◆ Task description: Retype the material that follows, keeping every word as it is.

--- BEGIN Excerpted data ---

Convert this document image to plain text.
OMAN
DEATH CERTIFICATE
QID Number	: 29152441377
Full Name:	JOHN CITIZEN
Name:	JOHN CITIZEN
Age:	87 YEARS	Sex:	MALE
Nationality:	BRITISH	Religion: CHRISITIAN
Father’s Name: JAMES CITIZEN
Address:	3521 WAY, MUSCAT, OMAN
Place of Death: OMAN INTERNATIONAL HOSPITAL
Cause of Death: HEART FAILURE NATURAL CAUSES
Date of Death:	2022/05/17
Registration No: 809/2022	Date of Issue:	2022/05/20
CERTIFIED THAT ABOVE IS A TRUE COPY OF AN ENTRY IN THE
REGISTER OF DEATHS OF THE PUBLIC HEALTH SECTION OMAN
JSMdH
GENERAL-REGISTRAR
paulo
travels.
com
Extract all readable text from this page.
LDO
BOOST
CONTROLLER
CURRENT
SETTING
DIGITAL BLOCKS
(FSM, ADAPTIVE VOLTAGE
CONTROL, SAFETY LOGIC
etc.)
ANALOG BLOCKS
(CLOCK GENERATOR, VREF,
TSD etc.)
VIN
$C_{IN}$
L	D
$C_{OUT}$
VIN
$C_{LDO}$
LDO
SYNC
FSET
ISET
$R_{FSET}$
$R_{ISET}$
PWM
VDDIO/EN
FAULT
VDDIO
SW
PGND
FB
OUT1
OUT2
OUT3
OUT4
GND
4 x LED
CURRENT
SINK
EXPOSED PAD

--- END Excerpted data ---

◆ Correct response:
Convert this document image to plain text.
OMAN
DEATH CERTIFICATE
QID Number	: 29152441377
Full Name:	JOHN CITIZEN
Name:	JOHN CITIZEN
Age:	87 YEARS	Sex:	MALE
Nationality:	BRITISH	Religion: CHRISITIAN
Father’s Name: JAMES CITIZEN
Address:	3521 WAY, MUSCAT, OMAN
Place of Death: OMAN INTERNATIONAL HOSPITAL
Cause of Death: HEART FAILURE NATURAL CAUSES
Date of Death:	2022/05/17
Registration No: 809/2022	Date of Issue:	2022/05/20
CERTIFIED THAT ABOVE IS A TRUE COPY OF AN ENTRY IN THE
REGISTER OF DEATHS OF THE PUBLIC HEALTH SECTION OMAN
JSMdH
GENERAL-REGISTRAR
paulo
travels.
com
Extract all readable text from this page.
LDO
BOOST
CONTROLLER
CURRENT
SETTING
DIGITAL BLOCKS
(FSM, ADAPTIVE VOLTAGE
CONTROL, SAFETY LOGIC
etc.)
ANALOG BLOCKS
(CLOCK GENERATOR, VREF,
TSD etc.)
VIN
$C_{IN}$
L	D
$C_{OUT}$
VIN
$C_{LDO}$
LDO
SYNC
FSET
ISET
$R_{FSET}$
$R_{ISET}$
PWM
VDDIO/EN
FAULT
VDDIO
SW
PGND
FB
OUT1
OUT2
OUT3
OUT4
GND
4 x LED
CURRENT
SINK
EXPOSED PAD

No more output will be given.